= Problem to work on =
Keep every line where the word "content" appears; drop the rest.

[Entries from a visual dataset]

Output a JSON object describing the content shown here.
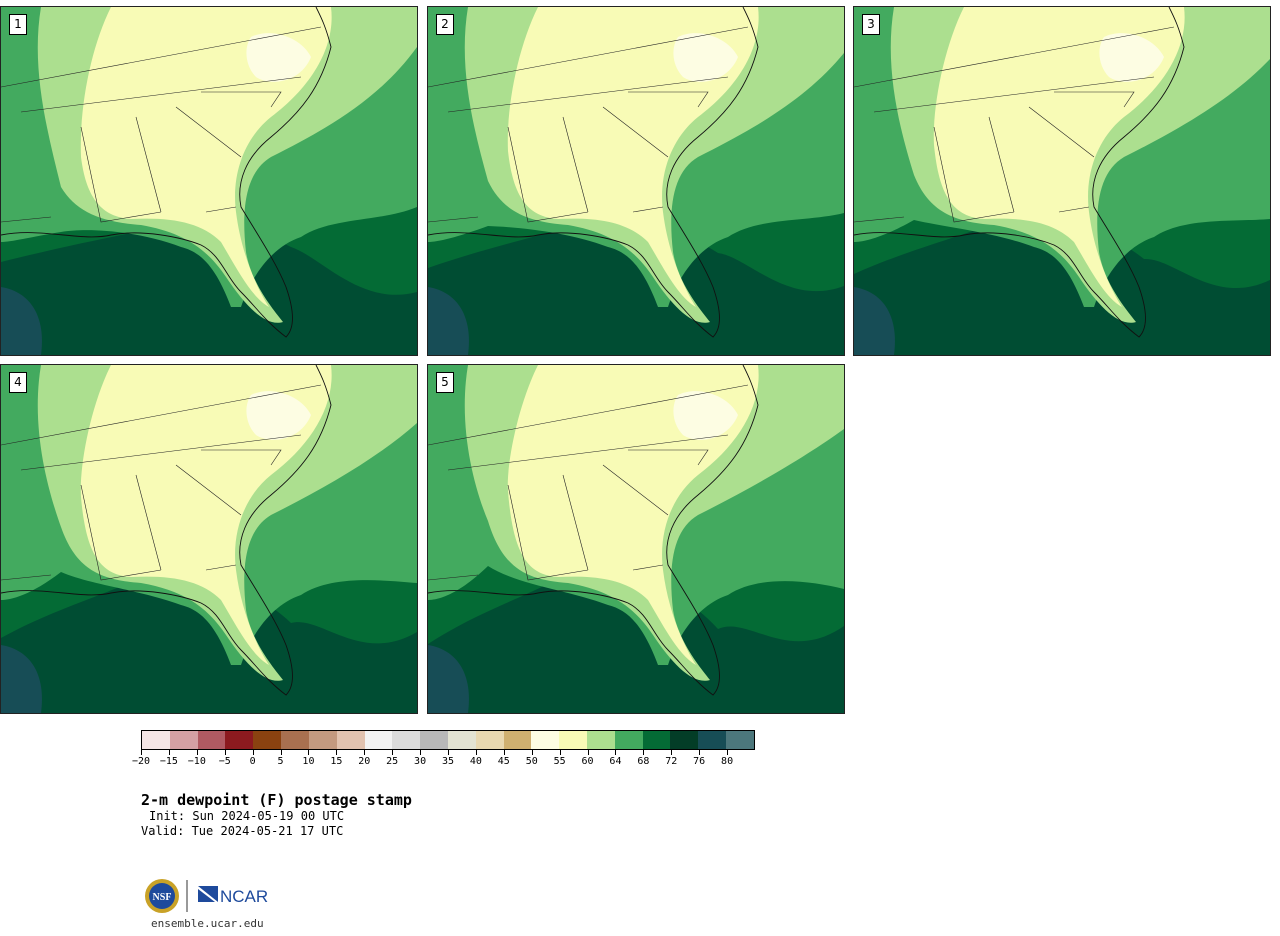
{
  "panels": [
    {
      "number": "1"
    },
    {
      "number": "2"
    },
    {
      "number": "3"
    },
    {
      "number": "4"
    },
    {
      "number": "5"
    }
  ],
  "colorbar": {
    "colors": [
      "#f5e6e6",
      "#d4a0a4",
      "#b05a62",
      "#8c1a1f",
      "#8a4210",
      "#a87050",
      "#c49a80",
      "#e2c3b0",
      "#f3f3f3",
      "#dcdcdc",
      "#b8b8b8",
      "#e3e3d2",
      "#e8d8b0",
      "#cfb070",
      "#fdfde3",
      "#f8fbb6",
      "#acdf8f",
      "#43aa5f",
      "#046b35",
      "#033d27",
      "#174d56",
      "#4c777c"
    ],
    "tick_labels": [
      "−20",
      "−15",
      "−10",
      "−5",
      "0",
      "5",
      "10",
      "15",
      "20",
      "25",
      "30",
      "35",
      "40",
      "45",
      "50",
      "55",
      "60",
      "64",
      "68",
      "72",
      "76",
      "80"
    ]
  },
  "title": "2-m dewpoint (F) postage stamp",
  "init_line": "Init: Sun 2024-05-19 00 UTC",
  "valid_line": "Valid: Tue 2024-05-21 17 UTC",
  "logo": {
    "nsf_label": "NSF",
    "ncar_label": "NCAR"
  },
  "site": "ensemble.ucar.edu",
  "map_colors": {
    "deep_ocean": "#004d33",
    "ocean": "#046b35",
    "humid": "#43aa5f",
    "mid": "#acdf8f",
    "dry": "#f8fbb6",
    "driest": "#fdfde3",
    "pool": "#174d56"
  }
}
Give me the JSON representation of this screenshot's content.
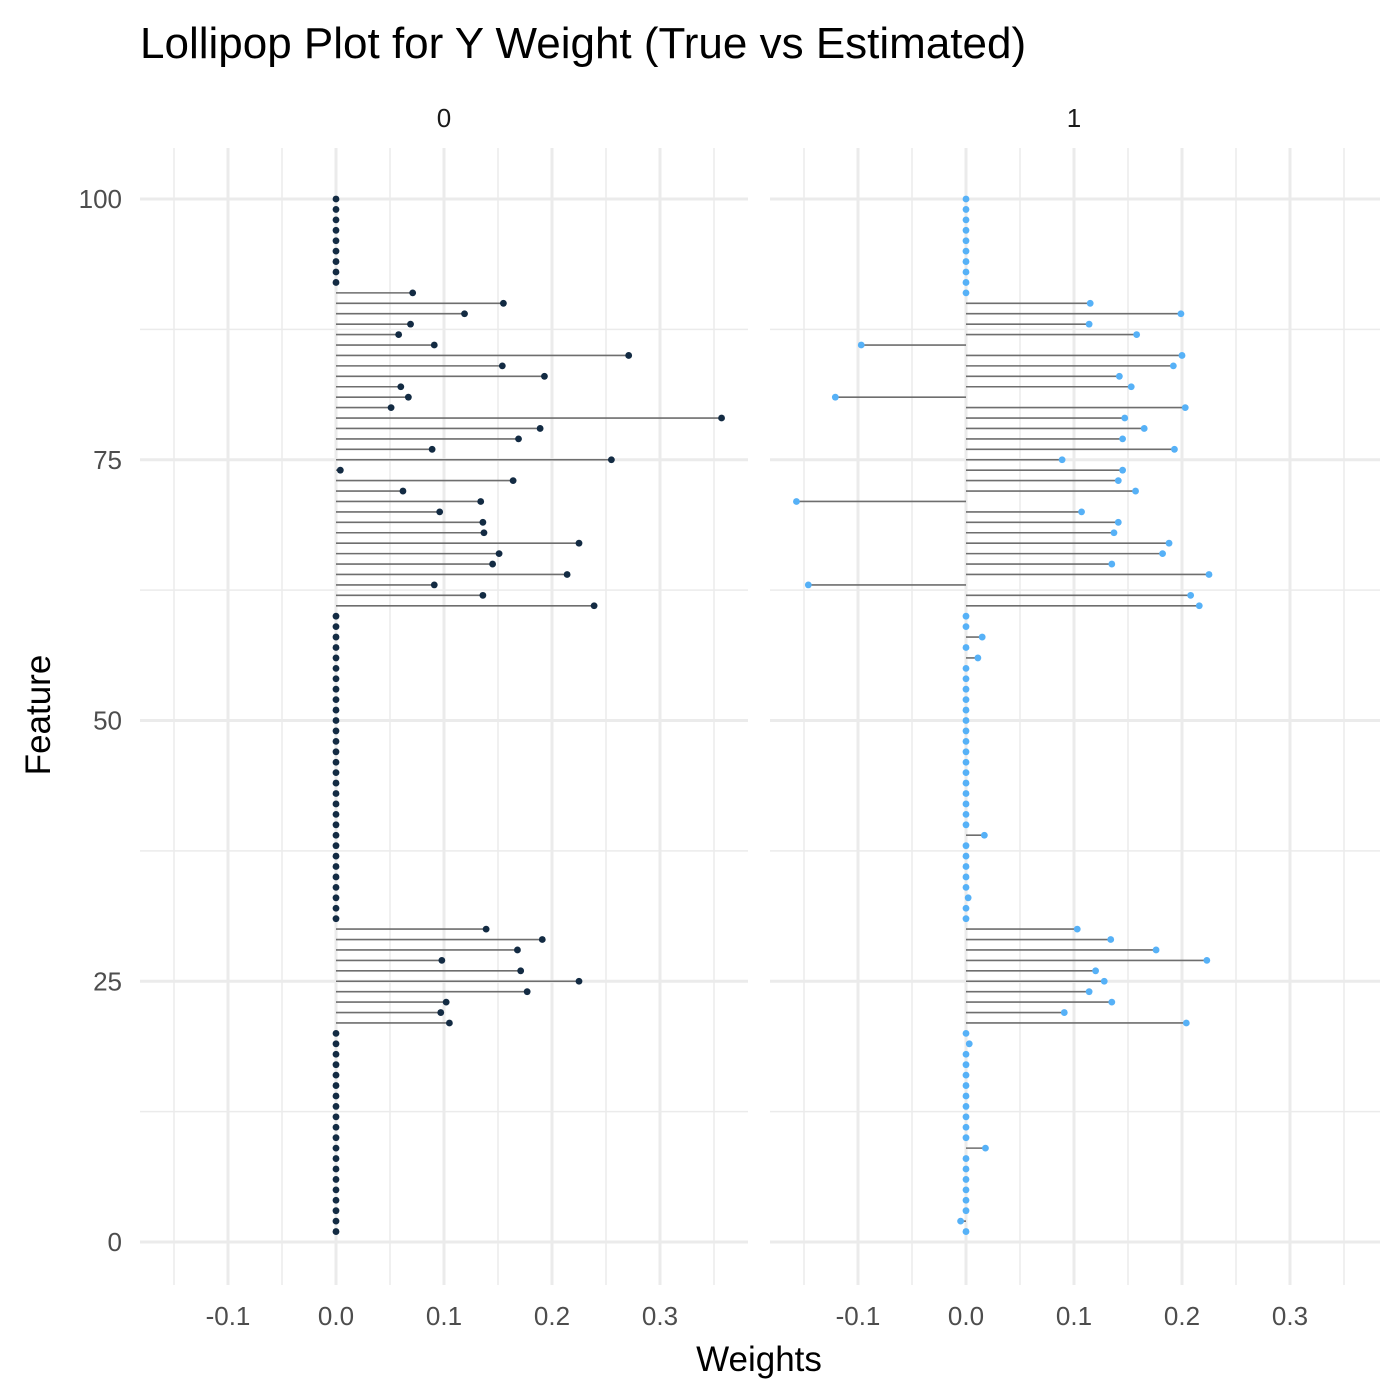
{
  "chart_data": {
    "type": "lollipop",
    "title": "Lollipop Plot for Y Weight (True vs Estimated)",
    "xlabel": "Weights",
    "ylabel": "Feature",
    "xlim": [
      -0.15,
      0.37
    ],
    "ylim": [
      -2,
      105
    ],
    "x_ticks": [
      -0.1,
      0.0,
      0.1,
      0.2,
      0.3
    ],
    "x_tick_labels": [
      "-0.1",
      "0.0",
      "0.1",
      "0.2",
      "0.3"
    ],
    "y_ticks": [
      0,
      25,
      50,
      75,
      100
    ],
    "y_tick_labels": [
      "0",
      "25",
      "50",
      "75",
      "100"
    ],
    "grid": true,
    "legend": "none",
    "colors": {
      "panel_0": "#132b43",
      "panel_1": "#56b1f7",
      "stem": "#6e6e6e",
      "grid": "#ebebeb"
    },
    "panels": [
      {
        "name": "0",
        "features": [
          1,
          2,
          3,
          4,
          5,
          6,
          7,
          8,
          9,
          10,
          11,
          12,
          13,
          14,
          15,
          16,
          17,
          18,
          19,
          20,
          21,
          22,
          23,
          24,
          25,
          26,
          27,
          28,
          29,
          30,
          31,
          32,
          33,
          34,
          35,
          36,
          37,
          38,
          39,
          40,
          41,
          42,
          43,
          44,
          45,
          46,
          47,
          48,
          49,
          50,
          51,
          52,
          53,
          54,
          55,
          56,
          57,
          58,
          59,
          60,
          61,
          62,
          63,
          64,
          65,
          66,
          67,
          68,
          69,
          70,
          71,
          72,
          73,
          74,
          75,
          76,
          77,
          78,
          79,
          80,
          81,
          82,
          83,
          84,
          85,
          86,
          87,
          88,
          89,
          90,
          91,
          92,
          93,
          94,
          95,
          96,
          97,
          98,
          99,
          100
        ],
        "values": [
          0,
          0,
          0,
          0,
          0,
          0,
          0,
          0,
          0,
          0,
          0,
          0,
          0,
          0,
          0,
          0,
          0,
          0,
          0,
          0,
          0.105,
          0.097,
          0.102,
          0.177,
          0.225,
          0.171,
          0.098,
          0.168,
          0.191,
          0.139,
          0,
          0,
          0,
          0,
          0,
          0,
          0,
          0,
          0,
          0,
          0,
          0,
          0,
          0,
          0,
          0,
          0,
          0,
          0,
          0,
          0,
          0,
          0,
          0,
          0,
          0,
          0,
          0,
          0,
          0,
          0.239,
          0.136,
          0.091,
          0.214,
          0.145,
          0.151,
          0.225,
          0.137,
          0.136,
          0.096,
          0.134,
          0.062,
          0.164,
          0.004,
          0.255,
          0.089,
          0.169,
          0.189,
          0.357,
          0.051,
          0.067,
          0.06,
          0.193,
          0.154,
          0.271,
          0.091,
          0.058,
          0.069,
          0.119,
          0.155,
          0.071,
          0,
          0,
          0,
          0,
          0,
          0,
          0,
          0,
          0
        ]
      },
      {
        "name": "1",
        "features": [
          1,
          2,
          3,
          4,
          5,
          6,
          7,
          8,
          9,
          10,
          11,
          12,
          13,
          14,
          15,
          16,
          17,
          18,
          19,
          20,
          21,
          22,
          23,
          24,
          25,
          26,
          27,
          28,
          29,
          30,
          31,
          32,
          33,
          34,
          35,
          36,
          37,
          38,
          39,
          40,
          41,
          42,
          43,
          44,
          45,
          46,
          47,
          48,
          49,
          50,
          51,
          52,
          53,
          54,
          55,
          56,
          57,
          58,
          59,
          60,
          61,
          62,
          63,
          64,
          65,
          66,
          67,
          68,
          69,
          70,
          71,
          72,
          73,
          74,
          75,
          76,
          77,
          78,
          79,
          80,
          81,
          82,
          83,
          84,
          85,
          86,
          87,
          88,
          89,
          90,
          91,
          92,
          93,
          94,
          95,
          96,
          97,
          98,
          99,
          100
        ],
        "values": [
          0,
          -0.005,
          0,
          0,
          0,
          0,
          0,
          0,
          0.018,
          0,
          0,
          0,
          0,
          0,
          0,
          0,
          0,
          0,
          0.003,
          0,
          0.204,
          0.091,
          0.135,
          0.114,
          0.128,
          0.12,
          0.223,
          0.176,
          0.134,
          0.103,
          0,
          0,
          0.002,
          0,
          0,
          0,
          0,
          0,
          0.017,
          0,
          0,
          0,
          0,
          0,
          0,
          0,
          0,
          0,
          0,
          0,
          0,
          0,
          0,
          0,
          0,
          0.011,
          0,
          0.015,
          0,
          0,
          0.216,
          0.208,
          -0.146,
          0.225,
          0.135,
          0.182,
          0.188,
          0.137,
          0.141,
          0.107,
          -0.157,
          0.157,
          0.141,
          0.145,
          0.089,
          0.193,
          0.145,
          0.165,
          0.147,
          0.203,
          -0.121,
          0.153,
          0.142,
          0.192,
          0.2,
          -0.097,
          0.158,
          0.114,
          0.199,
          0.115,
          0,
          0,
          0,
          0,
          0,
          0,
          0,
          0,
          0,
          0
        ]
      }
    ]
  }
}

= The solution =
Output a JSON object describing the content shown here.
Give me the JSON representation of this screenshot's content.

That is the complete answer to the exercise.